▸ The exercise:
Restate every entry word for word.

▸ Records:
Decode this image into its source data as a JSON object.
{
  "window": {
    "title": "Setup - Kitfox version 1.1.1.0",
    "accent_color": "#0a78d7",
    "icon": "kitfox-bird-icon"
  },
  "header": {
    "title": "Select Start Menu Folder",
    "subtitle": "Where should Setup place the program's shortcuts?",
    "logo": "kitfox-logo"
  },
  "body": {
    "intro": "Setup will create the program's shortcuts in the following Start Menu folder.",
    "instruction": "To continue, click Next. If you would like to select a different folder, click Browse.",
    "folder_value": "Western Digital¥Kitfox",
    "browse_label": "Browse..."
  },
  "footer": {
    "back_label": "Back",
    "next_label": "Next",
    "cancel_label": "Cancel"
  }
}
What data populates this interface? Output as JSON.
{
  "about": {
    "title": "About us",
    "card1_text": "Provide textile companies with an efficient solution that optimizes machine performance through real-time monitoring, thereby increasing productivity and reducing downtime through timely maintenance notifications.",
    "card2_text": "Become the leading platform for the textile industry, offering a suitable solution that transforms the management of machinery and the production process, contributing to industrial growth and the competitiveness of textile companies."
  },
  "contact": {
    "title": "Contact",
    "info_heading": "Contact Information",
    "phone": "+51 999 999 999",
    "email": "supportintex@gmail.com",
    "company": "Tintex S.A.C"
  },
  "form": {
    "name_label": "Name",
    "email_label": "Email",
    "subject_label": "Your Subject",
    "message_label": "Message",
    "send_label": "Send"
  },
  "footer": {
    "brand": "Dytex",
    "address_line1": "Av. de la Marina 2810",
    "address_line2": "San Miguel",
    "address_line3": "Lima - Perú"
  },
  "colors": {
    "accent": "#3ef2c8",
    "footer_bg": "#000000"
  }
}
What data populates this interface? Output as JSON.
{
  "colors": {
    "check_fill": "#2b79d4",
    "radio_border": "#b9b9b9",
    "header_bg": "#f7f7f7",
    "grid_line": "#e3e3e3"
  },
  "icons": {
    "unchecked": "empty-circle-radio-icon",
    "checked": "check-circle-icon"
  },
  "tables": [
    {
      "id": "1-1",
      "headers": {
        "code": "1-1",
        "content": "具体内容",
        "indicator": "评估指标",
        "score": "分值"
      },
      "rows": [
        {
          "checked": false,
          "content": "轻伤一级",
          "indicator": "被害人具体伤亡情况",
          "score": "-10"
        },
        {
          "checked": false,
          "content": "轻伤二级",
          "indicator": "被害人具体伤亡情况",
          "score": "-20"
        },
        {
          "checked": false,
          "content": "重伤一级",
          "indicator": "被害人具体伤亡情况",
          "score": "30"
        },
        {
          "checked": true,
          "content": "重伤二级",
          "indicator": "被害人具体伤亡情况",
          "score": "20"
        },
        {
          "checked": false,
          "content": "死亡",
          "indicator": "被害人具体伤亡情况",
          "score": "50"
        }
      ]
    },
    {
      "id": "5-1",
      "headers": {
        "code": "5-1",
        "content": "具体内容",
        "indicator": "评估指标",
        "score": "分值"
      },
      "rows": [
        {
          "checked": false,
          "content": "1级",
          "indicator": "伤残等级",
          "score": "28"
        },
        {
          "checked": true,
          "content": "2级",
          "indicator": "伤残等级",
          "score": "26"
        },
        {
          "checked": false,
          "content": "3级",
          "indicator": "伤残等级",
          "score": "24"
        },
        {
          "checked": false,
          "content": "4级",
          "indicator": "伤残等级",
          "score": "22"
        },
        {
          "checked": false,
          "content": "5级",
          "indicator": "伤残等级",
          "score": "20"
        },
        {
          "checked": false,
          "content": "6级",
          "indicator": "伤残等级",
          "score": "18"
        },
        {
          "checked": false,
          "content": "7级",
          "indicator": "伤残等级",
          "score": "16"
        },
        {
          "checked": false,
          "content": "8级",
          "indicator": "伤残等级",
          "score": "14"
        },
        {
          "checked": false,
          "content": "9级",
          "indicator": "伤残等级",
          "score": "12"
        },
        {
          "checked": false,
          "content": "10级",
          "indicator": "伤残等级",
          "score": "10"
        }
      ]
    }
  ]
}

▸ Answer to the exercise:
Decode this image into its source data as a JSON object.
{
  "window": {
    "title": "Setup - Kitfox version 1.1.1.0",
    "accent_color": "#0a78d7",
    "icon": "kitfox-bird-icon"
  },
  "header": {
    "title": "Select Start Menu Folder",
    "subtitle": "Where should Setup place the program's shortcuts?",
    "logo": "kitfox-logo"
  },
  "body": {
    "intro": "Setup will create the program's shortcuts in the following Start Menu folder.",
    "instruction": "To continue, click Next. If you would like to select a different folder, click Browse.",
    "folder_value": "Western Digital¥Kitfox",
    "browse_label": "Browse..."
  },
  "footer": {
    "back_label": "Back",
    "next_label": "Next",
    "cancel_label": "Cancel"
  }
}
What data populates this interface? Output as JSON.
{
  "about": {
    "title": "About us",
    "card1_text": "Provide textile companies with an efficient solution that optimizes machine performance through real-time monitoring, thereby increasing productivity and reducing downtime through timely maintenance notifications.",
    "card2_text": "Become the leading platform for the textile industry, offering a suitable solution that transforms the management of machinery and the production process, contributing to industrial growth and the competitiveness of textile companies."
  },
  "contact": {
    "title": "Contact",
    "info_heading": "Contact Information",
    "phone": "+51 999 999 999",
    "email": "supportintex@gmail.com",
    "company": "Tintex S.A.C"
  },
  "form": {
    "name_label": "Name",
    "email_label": "Email",
    "subject_label": "Your Subject",
    "message_label": "Message",
    "send_label": "Send"
  },
  "footer": {
    "brand": "Dytex",
    "address_line1": "Av. de la Marina 2810",
    "address_line2": "San Miguel",
    "address_line3": "Lima - Perú"
  },
  "colors": {
    "accent": "#3ef2c8",
    "footer_bg": "#000000"
  }
}
What data populates this interface? Output as JSON.
{
  "colors": {
    "check_fill": "#2b79d4",
    "radio_border": "#b9b9b9",
    "header_bg": "#f7f7f7",
    "grid_line": "#e3e3e3"
  },
  "icons": {
    "unchecked": "empty-circle-radio-icon",
    "checked": "check-circle-icon"
  },
  "tables": [
    {
      "id": "1-1",
      "headers": {
        "code": "1-1",
        "content": "具体内容",
        "indicator": "评估指标",
        "score": "分值"
      },
      "rows": [
        {
          "checked": false,
          "content": "轻伤一级",
          "indicator": "被害人具体伤亡情况",
          "score": "-10"
        },
        {
          "checked": false,
          "content": "轻伤二级",
          "indicator": "被害人具体伤亡情况",
          "score": "-20"
        },
        {
          "checked": false,
          "content": "重伤一级",
          "indicator": "被害人具体伤亡情况",
          "score": "30"
        },
        {
          "checked": true,
          "content": "重伤二级",
          "indicator": "被害人具体伤亡情况",
          "score": "20"
        },
        {
          "checked": false,
          "content": "死亡",
          "indicator": "被害人具体伤亡情况",
          "score": "50"
        }
      ]
    },
    {
      "id": "5-1",
      "headers": {
        "code": "5-1",
        "content": "具体内容",
        "indicator": "评估指标",
        "score": "分值"
      },
      "rows": [
        {
          "checked": false,
          "content": "1级",
          "indicator": "伤残等级",
          "score": "28"
        },
        {
          "checked": true,
          "content": "2级",
          "indicator": "伤残等级",
          "score": "26"
        },
        {
          "checked": false,
          "content": "3级",
          "indicator": "伤残等级",
          "score": "24"
        },
        {
          "checked": false,
          "content": "4级",
          "indicator": "伤残等级",
          "score": "22"
        },
        {
          "checked": false,
          "content": "5级",
          "indicator": "伤残等级",
          "score": "20"
        },
        {
          "checked": false,
          "content": "6级",
          "indicator": "伤残等级",
          "score": "18"
        },
        {
          "checked": false,
          "content": "7级",
          "indicator": "伤残等级",
          "score": "16"
        },
        {
          "checked": false,
          "content": "8级",
          "indicator": "伤残等级",
          "score": "14"
        },
        {
          "checked": false,
          "content": "9级",
          "indicator": "伤残等级",
          "score": "12"
        },
        {
          "checked": false,
          "content": "10级",
          "indicator": "伤残等级",
          "score": "10"
        }
      ]
    }
  ]
}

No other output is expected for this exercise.